Brief: Look for "Application" in each line of the entries, and return the matching lines.
-- Start Extracted data --
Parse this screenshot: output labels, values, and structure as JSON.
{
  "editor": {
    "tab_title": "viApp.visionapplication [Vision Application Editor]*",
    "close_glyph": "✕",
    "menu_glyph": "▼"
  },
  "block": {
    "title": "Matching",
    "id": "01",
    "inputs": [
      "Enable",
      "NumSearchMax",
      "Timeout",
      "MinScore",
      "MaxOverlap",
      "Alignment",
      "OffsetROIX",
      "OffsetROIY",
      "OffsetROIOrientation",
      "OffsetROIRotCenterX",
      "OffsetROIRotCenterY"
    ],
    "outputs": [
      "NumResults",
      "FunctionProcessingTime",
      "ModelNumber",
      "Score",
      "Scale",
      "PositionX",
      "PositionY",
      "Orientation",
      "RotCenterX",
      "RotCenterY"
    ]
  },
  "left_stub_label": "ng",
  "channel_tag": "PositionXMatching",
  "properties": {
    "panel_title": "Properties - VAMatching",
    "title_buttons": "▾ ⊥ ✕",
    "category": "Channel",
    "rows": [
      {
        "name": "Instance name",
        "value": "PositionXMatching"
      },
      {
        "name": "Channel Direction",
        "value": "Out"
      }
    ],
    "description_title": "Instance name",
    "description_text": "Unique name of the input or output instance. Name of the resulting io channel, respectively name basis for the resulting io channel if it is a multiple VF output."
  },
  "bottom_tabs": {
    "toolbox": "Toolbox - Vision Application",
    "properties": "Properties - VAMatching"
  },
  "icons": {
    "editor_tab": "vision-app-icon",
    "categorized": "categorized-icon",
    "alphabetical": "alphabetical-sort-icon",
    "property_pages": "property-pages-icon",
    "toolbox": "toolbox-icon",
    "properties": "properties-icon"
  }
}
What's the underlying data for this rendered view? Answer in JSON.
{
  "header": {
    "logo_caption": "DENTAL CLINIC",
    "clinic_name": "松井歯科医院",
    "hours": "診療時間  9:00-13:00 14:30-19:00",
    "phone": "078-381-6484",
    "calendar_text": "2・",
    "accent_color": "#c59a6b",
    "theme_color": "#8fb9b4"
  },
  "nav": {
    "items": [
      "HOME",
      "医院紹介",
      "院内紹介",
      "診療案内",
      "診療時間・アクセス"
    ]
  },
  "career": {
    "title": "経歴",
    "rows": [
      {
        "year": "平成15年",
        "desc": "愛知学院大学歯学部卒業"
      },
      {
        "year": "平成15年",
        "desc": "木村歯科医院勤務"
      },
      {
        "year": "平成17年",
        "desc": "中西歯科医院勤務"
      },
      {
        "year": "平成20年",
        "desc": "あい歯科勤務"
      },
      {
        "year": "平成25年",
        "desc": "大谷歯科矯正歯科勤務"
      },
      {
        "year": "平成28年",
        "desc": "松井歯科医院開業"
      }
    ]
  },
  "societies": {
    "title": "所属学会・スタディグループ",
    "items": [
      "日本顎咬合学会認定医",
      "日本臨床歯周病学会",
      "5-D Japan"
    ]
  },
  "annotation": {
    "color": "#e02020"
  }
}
-- End Extracted data --
Response to the exercise:
    "tab_title": "viApp.visionapplication [Vision Application Editor]*",
    "toolbox": "Toolbox - Vision Application",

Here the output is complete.